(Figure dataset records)
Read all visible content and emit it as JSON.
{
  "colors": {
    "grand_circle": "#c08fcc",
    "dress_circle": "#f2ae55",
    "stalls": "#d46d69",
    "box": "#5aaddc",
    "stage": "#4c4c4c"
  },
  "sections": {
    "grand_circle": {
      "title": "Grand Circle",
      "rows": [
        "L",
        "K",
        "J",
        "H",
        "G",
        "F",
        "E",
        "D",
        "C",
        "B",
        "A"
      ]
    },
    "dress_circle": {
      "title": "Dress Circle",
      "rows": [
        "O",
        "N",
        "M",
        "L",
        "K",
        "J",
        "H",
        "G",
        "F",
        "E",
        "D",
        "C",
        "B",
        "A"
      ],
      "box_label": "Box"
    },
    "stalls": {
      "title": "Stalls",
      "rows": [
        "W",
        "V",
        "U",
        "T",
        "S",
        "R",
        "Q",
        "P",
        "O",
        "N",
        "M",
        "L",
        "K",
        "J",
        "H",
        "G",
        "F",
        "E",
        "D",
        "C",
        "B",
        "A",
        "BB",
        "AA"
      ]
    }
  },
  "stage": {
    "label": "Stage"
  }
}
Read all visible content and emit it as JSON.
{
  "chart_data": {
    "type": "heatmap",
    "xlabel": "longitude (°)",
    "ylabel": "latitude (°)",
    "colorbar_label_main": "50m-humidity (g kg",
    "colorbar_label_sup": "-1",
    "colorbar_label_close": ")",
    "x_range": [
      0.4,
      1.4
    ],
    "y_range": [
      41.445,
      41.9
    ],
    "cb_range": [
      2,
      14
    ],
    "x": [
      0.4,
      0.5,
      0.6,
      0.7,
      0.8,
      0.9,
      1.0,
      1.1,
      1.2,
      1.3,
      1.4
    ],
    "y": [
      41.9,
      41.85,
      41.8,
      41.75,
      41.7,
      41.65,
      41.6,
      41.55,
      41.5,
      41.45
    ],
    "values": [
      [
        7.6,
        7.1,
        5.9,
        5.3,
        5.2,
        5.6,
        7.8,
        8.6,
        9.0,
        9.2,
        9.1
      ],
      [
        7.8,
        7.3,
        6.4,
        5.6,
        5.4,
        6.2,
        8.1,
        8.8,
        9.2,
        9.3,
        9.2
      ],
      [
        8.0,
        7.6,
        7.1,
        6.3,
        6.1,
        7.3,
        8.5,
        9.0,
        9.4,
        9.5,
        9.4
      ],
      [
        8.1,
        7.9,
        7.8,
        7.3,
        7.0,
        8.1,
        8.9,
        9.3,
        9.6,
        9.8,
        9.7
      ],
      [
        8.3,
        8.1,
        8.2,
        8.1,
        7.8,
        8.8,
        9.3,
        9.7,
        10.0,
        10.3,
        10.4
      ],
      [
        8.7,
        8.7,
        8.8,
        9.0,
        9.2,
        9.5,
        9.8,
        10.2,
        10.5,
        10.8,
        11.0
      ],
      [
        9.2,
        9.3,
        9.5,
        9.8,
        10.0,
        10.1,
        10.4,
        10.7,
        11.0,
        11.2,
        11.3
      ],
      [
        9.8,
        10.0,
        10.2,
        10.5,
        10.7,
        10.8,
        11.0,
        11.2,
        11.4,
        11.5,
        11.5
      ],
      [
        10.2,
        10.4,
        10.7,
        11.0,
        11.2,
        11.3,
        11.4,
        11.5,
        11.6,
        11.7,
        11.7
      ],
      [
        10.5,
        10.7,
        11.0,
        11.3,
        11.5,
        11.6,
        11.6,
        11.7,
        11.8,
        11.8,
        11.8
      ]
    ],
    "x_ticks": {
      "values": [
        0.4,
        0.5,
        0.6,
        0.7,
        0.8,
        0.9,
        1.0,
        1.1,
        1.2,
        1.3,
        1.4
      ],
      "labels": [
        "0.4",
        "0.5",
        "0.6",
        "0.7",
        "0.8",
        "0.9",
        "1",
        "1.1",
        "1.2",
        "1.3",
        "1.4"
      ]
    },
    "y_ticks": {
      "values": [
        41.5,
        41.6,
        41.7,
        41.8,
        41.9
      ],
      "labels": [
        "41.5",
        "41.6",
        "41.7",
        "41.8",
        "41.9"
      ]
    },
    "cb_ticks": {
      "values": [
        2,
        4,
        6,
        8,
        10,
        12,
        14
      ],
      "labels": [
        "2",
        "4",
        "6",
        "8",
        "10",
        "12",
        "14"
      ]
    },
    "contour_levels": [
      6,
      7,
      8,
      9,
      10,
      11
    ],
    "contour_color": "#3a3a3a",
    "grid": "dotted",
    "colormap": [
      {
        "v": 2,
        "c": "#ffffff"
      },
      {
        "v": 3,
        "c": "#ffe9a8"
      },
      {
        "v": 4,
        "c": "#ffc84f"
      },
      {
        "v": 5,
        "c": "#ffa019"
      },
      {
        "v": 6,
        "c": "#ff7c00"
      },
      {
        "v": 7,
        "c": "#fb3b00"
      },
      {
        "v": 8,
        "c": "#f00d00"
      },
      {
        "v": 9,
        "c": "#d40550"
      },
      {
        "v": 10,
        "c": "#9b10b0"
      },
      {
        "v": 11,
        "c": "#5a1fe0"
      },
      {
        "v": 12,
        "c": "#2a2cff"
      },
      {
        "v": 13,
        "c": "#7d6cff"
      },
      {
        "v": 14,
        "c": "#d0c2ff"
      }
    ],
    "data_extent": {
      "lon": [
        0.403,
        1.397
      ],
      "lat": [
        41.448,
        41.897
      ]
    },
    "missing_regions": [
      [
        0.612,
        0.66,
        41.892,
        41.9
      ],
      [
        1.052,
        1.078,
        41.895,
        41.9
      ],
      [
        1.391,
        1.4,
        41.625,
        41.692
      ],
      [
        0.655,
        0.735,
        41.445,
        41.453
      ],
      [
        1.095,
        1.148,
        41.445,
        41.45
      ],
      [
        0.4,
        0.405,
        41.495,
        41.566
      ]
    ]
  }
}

WHAT THE TASK REQUIRES.
Go through the data and return every record exactly.

EXERCISE RESPONSE.
Read all visible content and emit it as JSON.
{
  "colors": {
    "grand_circle": "#c08fcc",
    "dress_circle": "#f2ae55",
    "stalls": "#d46d69",
    "box": "#5aaddc",
    "stage": "#4c4c4c"
  },
  "sections": {
    "grand_circle": {
      "title": "Grand Circle",
      "rows": [
        "L",
        "K",
        "J",
        "H",
        "G",
        "F",
        "E",
        "D",
        "C",
        "B",
        "A"
      ]
    },
    "dress_circle": {
      "title": "Dress Circle",
      "rows": [
        "O",
        "N",
        "M",
        "L",
        "K",
        "J",
        "H",
        "G",
        "F",
        "E",
        "D",
        "C",
        "B",
        "A"
      ],
      "box_label": "Box"
    },
    "stalls": {
      "title": "Stalls",
      "rows": [
        "W",
        "V",
        "U",
        "T",
        "S",
        "R",
        "Q",
        "P",
        "O",
        "N",
        "M",
        "L",
        "K",
        "J",
        "H",
        "G",
        "F",
        "E",
        "D",
        "C",
        "B",
        "A",
        "BB",
        "AA"
      ]
    }
  },
  "stage": {
    "label": "Stage"
  }
}
Read all visible content and emit it as JSON.
{
  "chart_data": {
    "type": "heatmap",
    "xlabel": "longitude (°)",
    "ylabel": "latitude (°)",
    "colorbar_label_main": "50m-humidity (g kg",
    "colorbar_label_sup": "-1",
    "colorbar_label_close": ")",
    "x_range": [
      0.4,
      1.4
    ],
    "y_range": [
      41.445,
      41.9
    ],
    "cb_range": [
      2,
      14
    ],
    "x": [
      0.4,
      0.5,
      0.6,
      0.7,
      0.8,
      0.9,
      1.0,
      1.1,
      1.2,
      1.3,
      1.4
    ],
    "y": [
      41.9,
      41.85,
      41.8,
      41.75,
      41.7,
      41.65,
      41.6,
      41.55,
      41.5,
      41.45
    ],
    "values": [
      [
        7.6,
        7.1,
        5.9,
        5.3,
        5.2,
        5.6,
        7.8,
        8.6,
        9.0,
        9.2,
        9.1
      ],
      [
        7.8,
        7.3,
        6.4,
        5.6,
        5.4,
        6.2,
        8.1,
        8.8,
        9.2,
        9.3,
        9.2
      ],
      [
        8.0,
        7.6,
        7.1,
        6.3,
        6.1,
        7.3,
        8.5,
        9.0,
        9.4,
        9.5,
        9.4
      ],
      [
        8.1,
        7.9,
        7.8,
        7.3,
        7.0,
        8.1,
        8.9,
        9.3,
        9.6,
        9.8,
        9.7
      ],
      [
        8.3,
        8.1,
        8.2,
        8.1,
        7.8,
        8.8,
        9.3,
        9.7,
        10.0,
        10.3,
        10.4
      ],
      [
        8.7,
        8.7,
        8.8,
        9.0,
        9.2,
        9.5,
        9.8,
        10.2,
        10.5,
        10.8,
        11.0
      ],
      [
        9.2,
        9.3,
        9.5,
        9.8,
        10.0,
        10.1,
        10.4,
        10.7,
        11.0,
        11.2,
        11.3
      ],
      [
        9.8,
        10.0,
        10.2,
        10.5,
        10.7,
        10.8,
        11.0,
        11.2,
        11.4,
        11.5,
        11.5
      ],
      [
        10.2,
        10.4,
        10.7,
        11.0,
        11.2,
        11.3,
        11.4,
        11.5,
        11.6,
        11.7,
        11.7
      ],
      [
        10.5,
        10.7,
        11.0,
        11.3,
        11.5,
        11.6,
        11.6,
        11.7,
        11.8,
        11.8,
        11.8
      ]
    ],
    "x_ticks": {
      "values": [
        0.4,
        0.5,
        0.6,
        0.7,
        0.8,
        0.9,
        1.0,
        1.1,
        1.2,
        1.3,
        1.4
      ],
      "labels": [
        "0.4",
        "0.5",
        "0.6",
        "0.7",
        "0.8",
        "0.9",
        "1",
        "1.1",
        "1.2",
        "1.3",
        "1.4"
      ]
    },
    "y_ticks": {
      "values": [
        41.5,
        41.6,
        41.7,
        41.8,
        41.9
      ],
      "labels": [
        "41.5",
        "41.6",
        "41.7",
        "41.8",
        "41.9"
      ]
    },
    "cb_ticks": {
      "values": [
        2,
        4,
        6,
        8,
        10,
        12,
        14
      ],
      "labels": [
        "2",
        "4",
        "6",
        "8",
        "10",
        "12",
        "14"
      ]
    },
    "contour_levels": [
      6,
      7,
      8,
      9,
      10,
      11
    ],
    "contour_color": "#3a3a3a",
    "grid": "dotted",
    "colormap": [
      {
        "v": 2,
        "c": "#ffffff"
      },
      {
        "v": 3,
        "c": "#ffe9a8"
      },
      {
        "v": 4,
        "c": "#ffc84f"
      },
      {
        "v": 5,
        "c": "#ffa019"
      },
      {
        "v": 6,
        "c": "#ff7c00"
      },
      {
        "v": 7,
        "c": "#fb3b00"
      },
      {
        "v": 8,
        "c": "#f00d00"
      },
      {
        "v": 9,
        "c": "#d40550"
      },
      {
        "v": 10,
        "c": "#9b10b0"
      },
      {
        "v": 11,
        "c": "#5a1fe0"
      },
      {
        "v": 12,
        "c": "#2a2cff"
      },
      {
        "v": 13,
        "c": "#7d6cff"
      },
      {
        "v": 14,
        "c": "#d0c2ff"
      }
    ],
    "data_extent": {
      "lon": [
        0.403,
        1.397
      ],
      "lat": [
        41.448,
        41.897
      ]
    },
    "missing_regions": [
      [
        0.612,
        0.66,
        41.892,
        41.9
      ],
      [
        1.052,
        1.078,
        41.895,
        41.9
      ],
      [
        1.391,
        1.4,
        41.625,
        41.692
      ],
      [
        0.655,
        0.735,
        41.445,
        41.453
      ],
      [
        1.095,
        1.148,
        41.445,
        41.45
      ],
      [
        0.4,
        0.405,
        41.495,
        41.566
      ]
    ]
  }
}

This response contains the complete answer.